THE PROBLEM:
Find the string "двигателей" in the records. Copy every line it appears in.

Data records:

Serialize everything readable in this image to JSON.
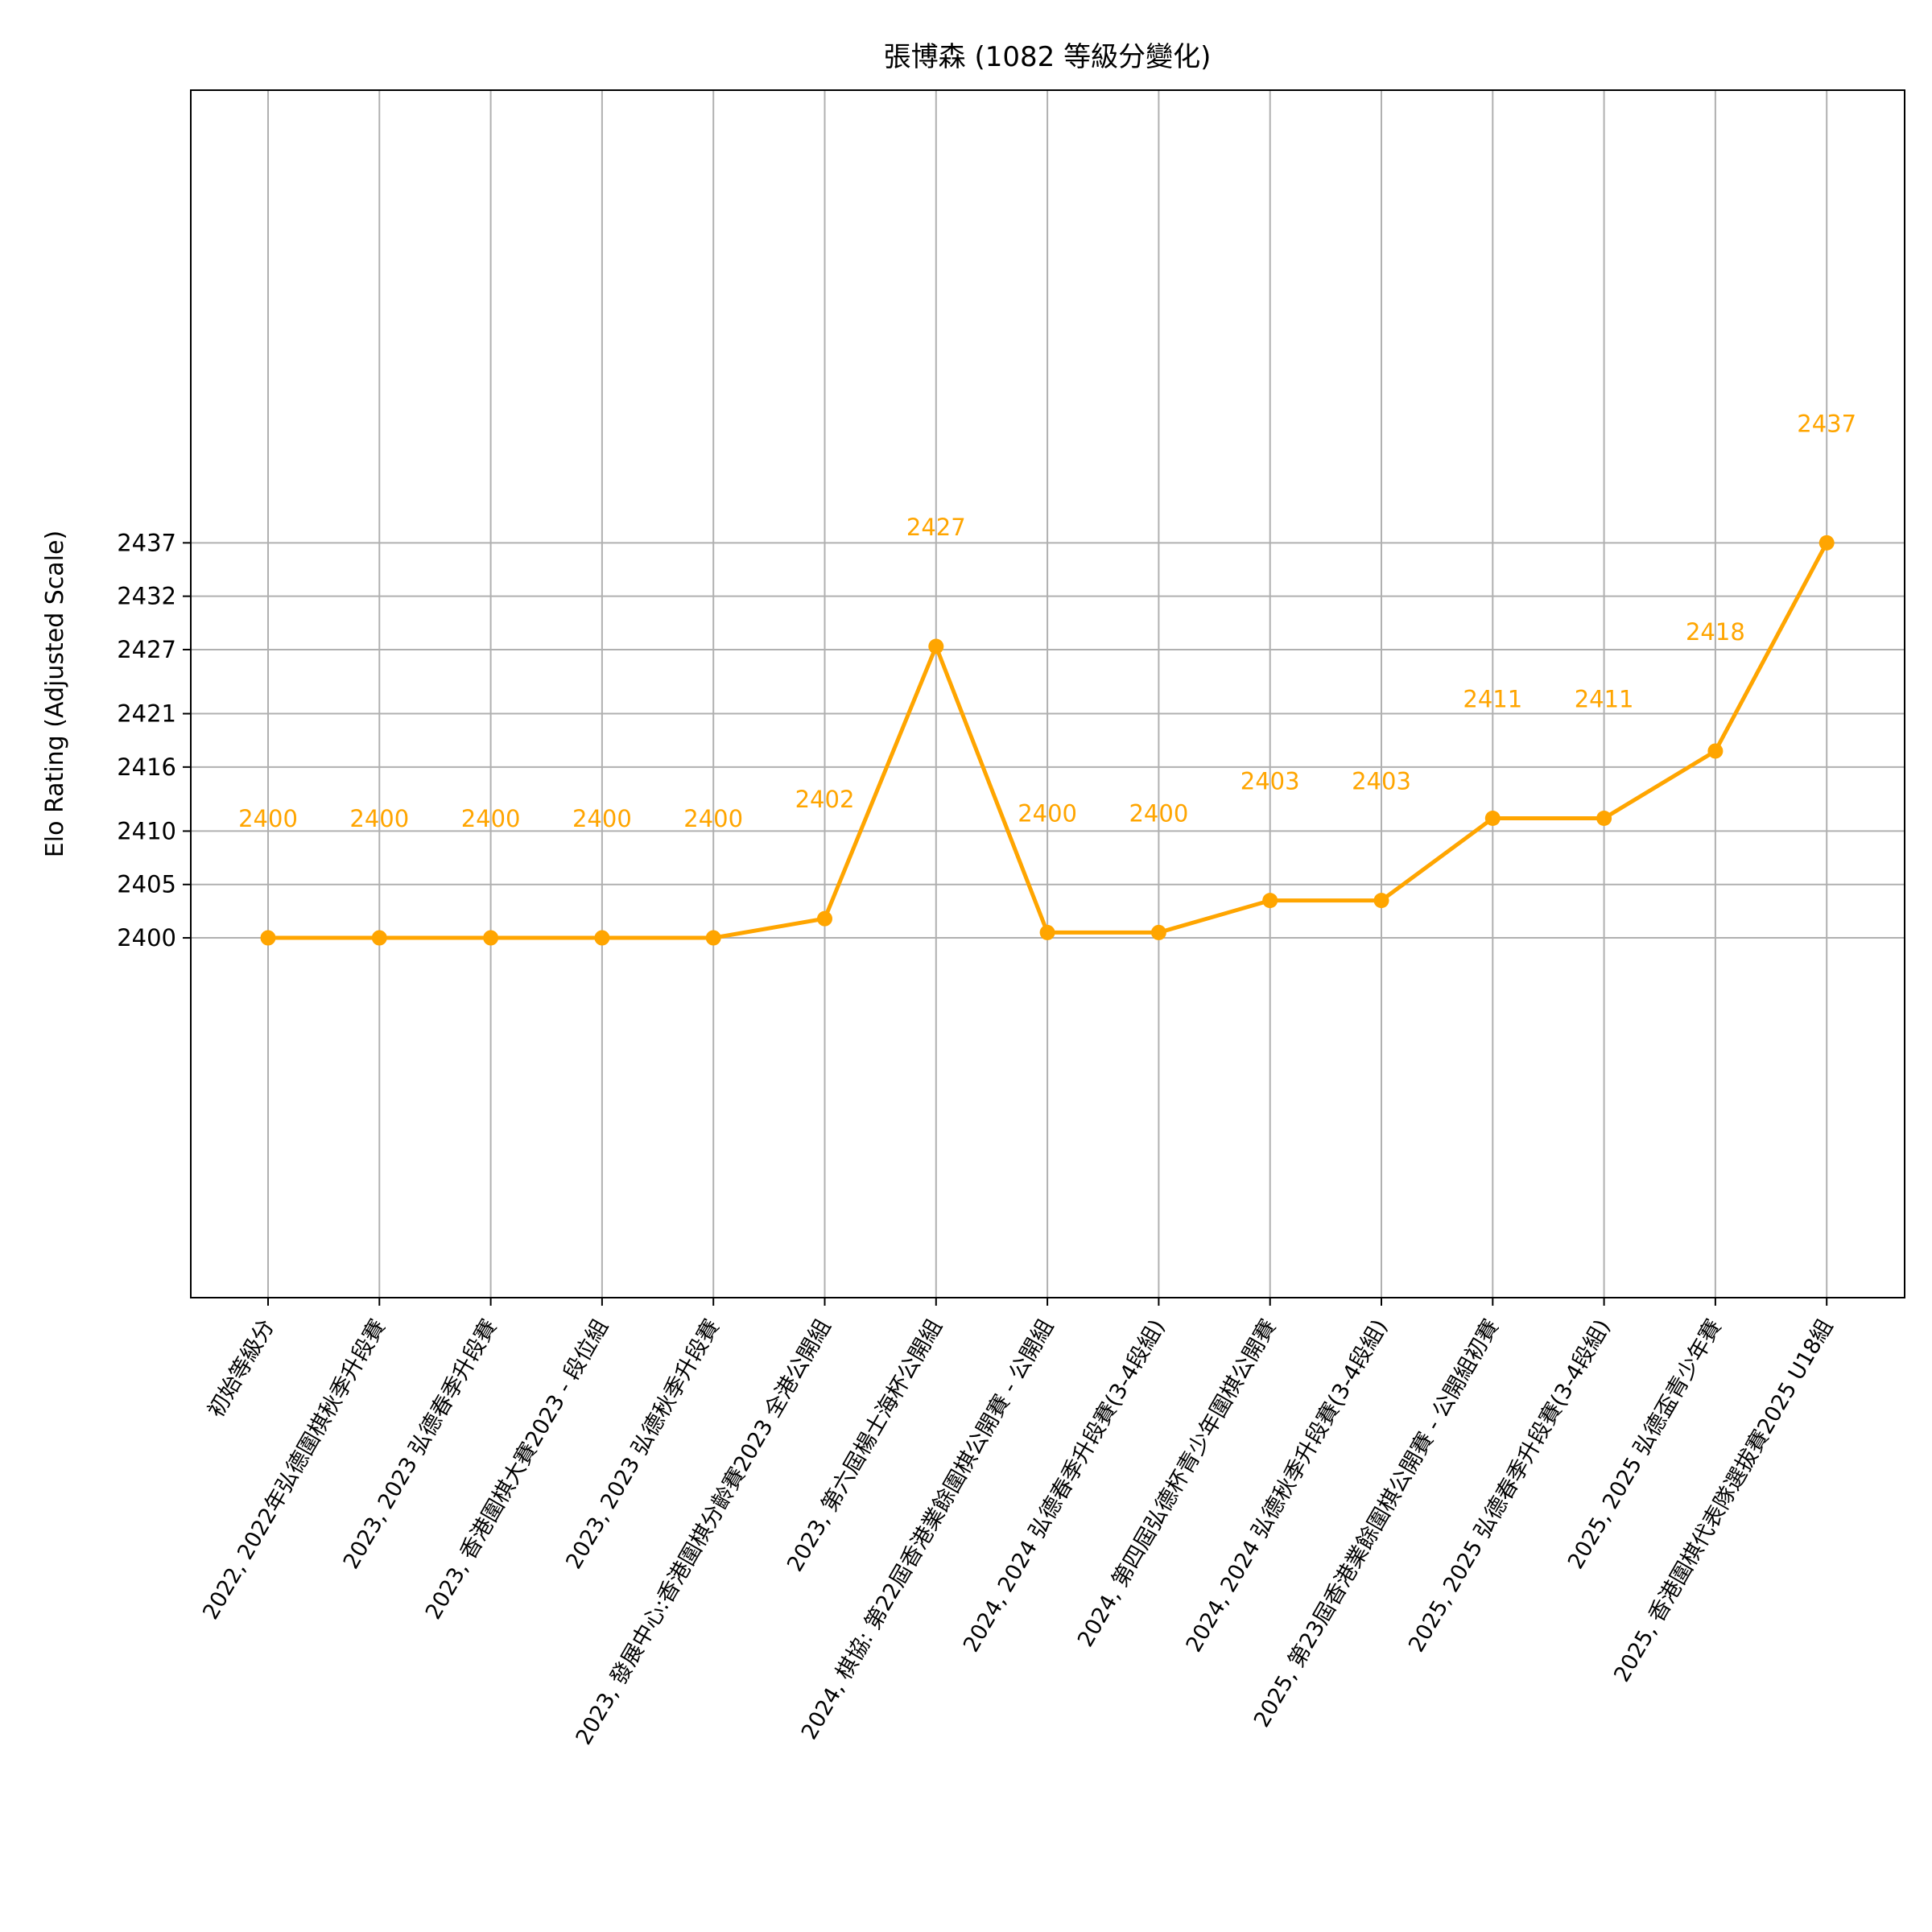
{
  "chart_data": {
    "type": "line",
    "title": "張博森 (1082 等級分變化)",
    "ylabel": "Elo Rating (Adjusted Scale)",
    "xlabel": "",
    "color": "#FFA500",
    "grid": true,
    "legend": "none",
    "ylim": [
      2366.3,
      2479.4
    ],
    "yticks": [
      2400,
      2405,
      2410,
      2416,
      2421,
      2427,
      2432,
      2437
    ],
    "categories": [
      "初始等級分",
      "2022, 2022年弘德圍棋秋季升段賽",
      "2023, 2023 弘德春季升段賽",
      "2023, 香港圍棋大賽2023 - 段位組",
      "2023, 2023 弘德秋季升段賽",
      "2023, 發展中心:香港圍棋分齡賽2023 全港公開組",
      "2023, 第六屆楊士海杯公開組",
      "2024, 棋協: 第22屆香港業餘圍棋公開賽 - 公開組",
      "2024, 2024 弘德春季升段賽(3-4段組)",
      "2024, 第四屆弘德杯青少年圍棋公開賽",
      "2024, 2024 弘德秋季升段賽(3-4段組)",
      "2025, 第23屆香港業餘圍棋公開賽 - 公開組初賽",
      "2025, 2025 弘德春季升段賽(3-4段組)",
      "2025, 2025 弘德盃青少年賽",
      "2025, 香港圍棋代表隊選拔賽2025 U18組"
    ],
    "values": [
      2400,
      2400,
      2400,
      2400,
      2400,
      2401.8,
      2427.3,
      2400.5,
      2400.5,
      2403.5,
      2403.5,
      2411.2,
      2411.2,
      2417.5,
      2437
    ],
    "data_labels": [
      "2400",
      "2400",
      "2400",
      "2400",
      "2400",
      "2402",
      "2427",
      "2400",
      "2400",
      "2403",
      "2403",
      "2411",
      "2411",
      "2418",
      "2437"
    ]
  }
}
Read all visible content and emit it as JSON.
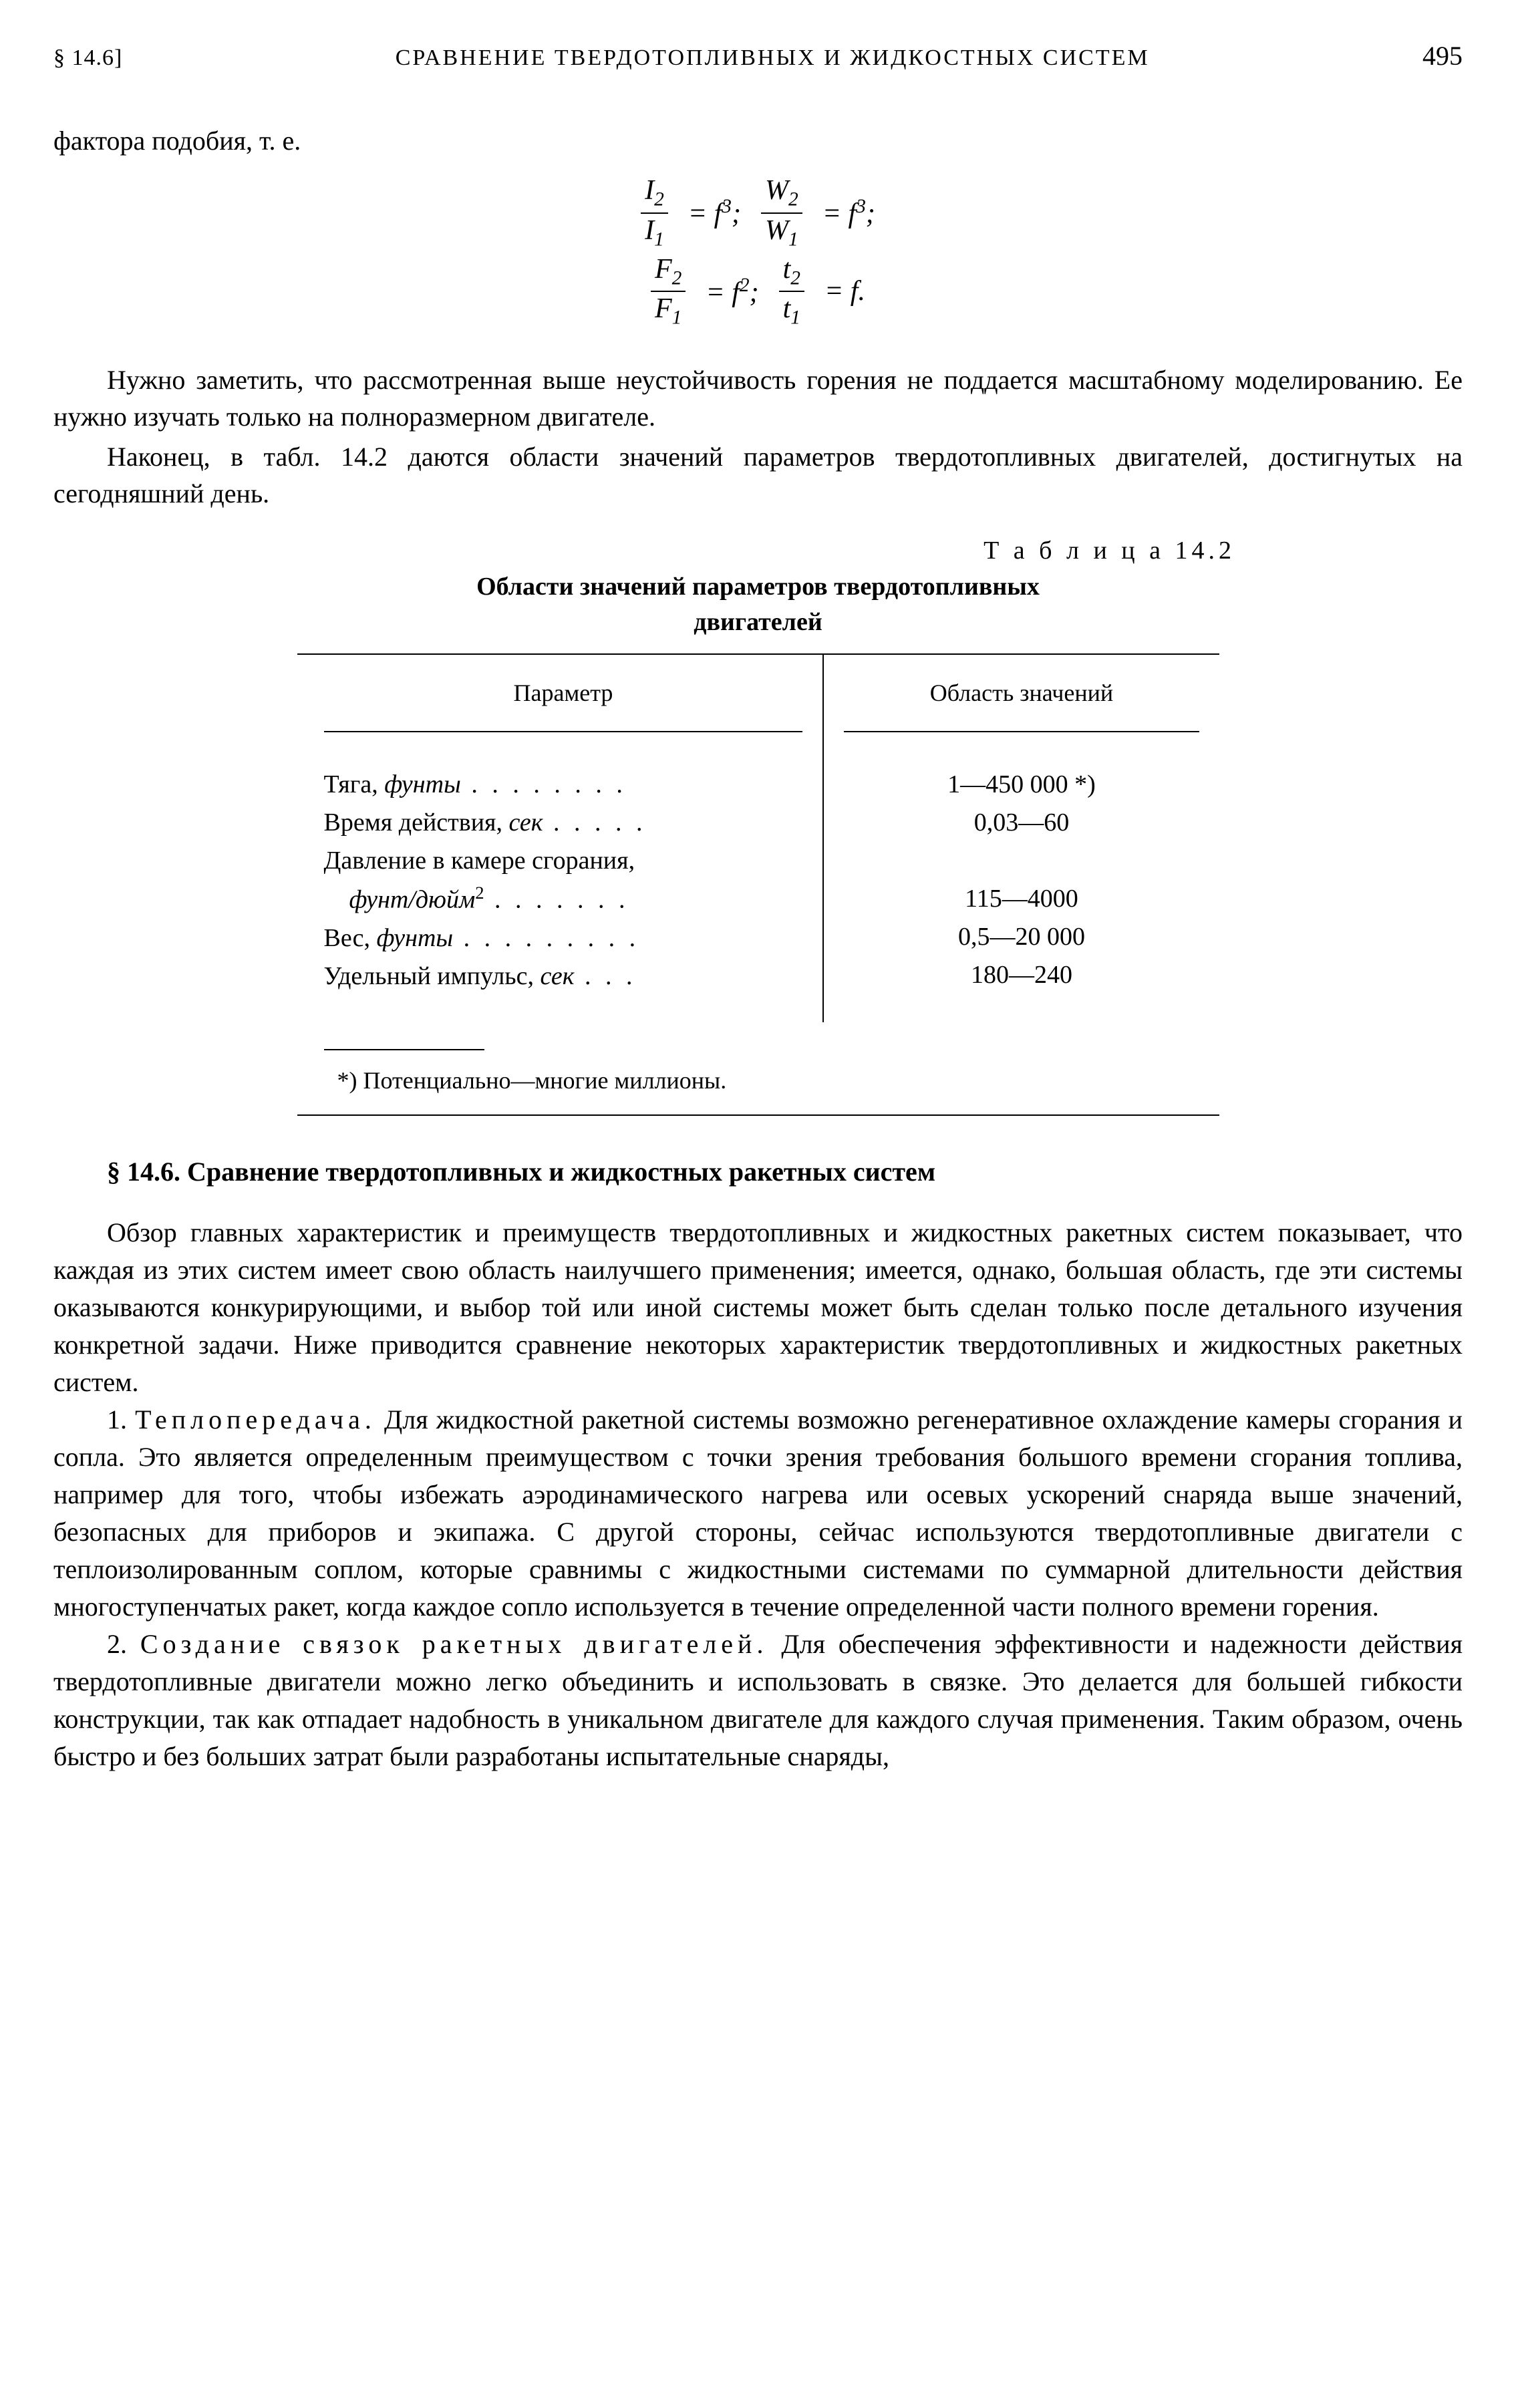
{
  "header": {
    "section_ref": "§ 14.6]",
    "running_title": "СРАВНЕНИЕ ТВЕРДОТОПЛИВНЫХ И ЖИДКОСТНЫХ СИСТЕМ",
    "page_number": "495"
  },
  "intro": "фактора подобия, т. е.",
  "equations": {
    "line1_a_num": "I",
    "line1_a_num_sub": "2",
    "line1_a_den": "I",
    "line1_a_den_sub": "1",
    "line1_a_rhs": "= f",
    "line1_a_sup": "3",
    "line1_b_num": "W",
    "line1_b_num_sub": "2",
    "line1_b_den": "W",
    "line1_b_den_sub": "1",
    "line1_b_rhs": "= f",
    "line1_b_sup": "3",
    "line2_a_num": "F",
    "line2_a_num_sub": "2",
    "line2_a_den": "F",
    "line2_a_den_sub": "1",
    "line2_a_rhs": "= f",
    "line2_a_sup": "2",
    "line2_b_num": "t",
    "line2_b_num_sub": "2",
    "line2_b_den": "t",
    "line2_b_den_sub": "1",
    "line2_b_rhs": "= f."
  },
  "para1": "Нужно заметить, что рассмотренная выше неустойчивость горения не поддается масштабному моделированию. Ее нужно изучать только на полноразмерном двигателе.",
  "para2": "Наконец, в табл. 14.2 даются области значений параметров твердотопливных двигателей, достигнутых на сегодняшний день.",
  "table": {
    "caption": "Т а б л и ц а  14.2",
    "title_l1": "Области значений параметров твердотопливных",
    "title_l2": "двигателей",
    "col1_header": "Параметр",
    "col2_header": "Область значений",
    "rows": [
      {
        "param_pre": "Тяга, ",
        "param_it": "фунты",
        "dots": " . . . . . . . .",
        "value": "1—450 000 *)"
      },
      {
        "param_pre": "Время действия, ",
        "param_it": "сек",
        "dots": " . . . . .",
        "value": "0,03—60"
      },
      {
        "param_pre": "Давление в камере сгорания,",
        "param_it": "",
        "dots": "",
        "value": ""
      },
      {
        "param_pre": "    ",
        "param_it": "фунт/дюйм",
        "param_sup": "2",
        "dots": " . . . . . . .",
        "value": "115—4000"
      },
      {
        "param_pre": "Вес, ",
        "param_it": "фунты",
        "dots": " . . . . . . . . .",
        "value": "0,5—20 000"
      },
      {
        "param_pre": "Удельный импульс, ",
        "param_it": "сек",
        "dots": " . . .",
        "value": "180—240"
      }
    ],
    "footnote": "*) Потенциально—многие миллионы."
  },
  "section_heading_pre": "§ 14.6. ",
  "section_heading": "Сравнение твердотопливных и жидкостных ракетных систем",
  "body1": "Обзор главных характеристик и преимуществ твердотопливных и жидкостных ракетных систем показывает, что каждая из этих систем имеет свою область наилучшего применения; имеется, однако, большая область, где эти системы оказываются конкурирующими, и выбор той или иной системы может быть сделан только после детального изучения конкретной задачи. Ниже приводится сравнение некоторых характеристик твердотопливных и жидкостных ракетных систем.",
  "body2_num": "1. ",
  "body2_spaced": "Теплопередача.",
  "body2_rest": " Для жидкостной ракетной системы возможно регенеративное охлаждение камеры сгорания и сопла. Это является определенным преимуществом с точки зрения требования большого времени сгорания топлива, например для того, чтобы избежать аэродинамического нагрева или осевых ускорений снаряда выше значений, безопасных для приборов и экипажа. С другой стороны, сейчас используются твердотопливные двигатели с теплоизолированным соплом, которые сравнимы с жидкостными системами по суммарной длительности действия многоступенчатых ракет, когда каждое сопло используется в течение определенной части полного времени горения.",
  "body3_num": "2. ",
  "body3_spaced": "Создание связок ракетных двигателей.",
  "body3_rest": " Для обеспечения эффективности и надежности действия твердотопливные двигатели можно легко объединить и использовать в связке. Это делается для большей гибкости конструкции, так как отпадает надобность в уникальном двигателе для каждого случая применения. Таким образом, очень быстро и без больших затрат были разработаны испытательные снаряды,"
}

CORRECT OUTPUT:
  "para2": "Наконец, в табл. 14.2 даются области значений параметров твердотопливных двигателей, достигнутых на сегодняшний день.",
    "title_l2": "двигателей",
  "body3_spaced": "Создание связок ракетных двигателей.",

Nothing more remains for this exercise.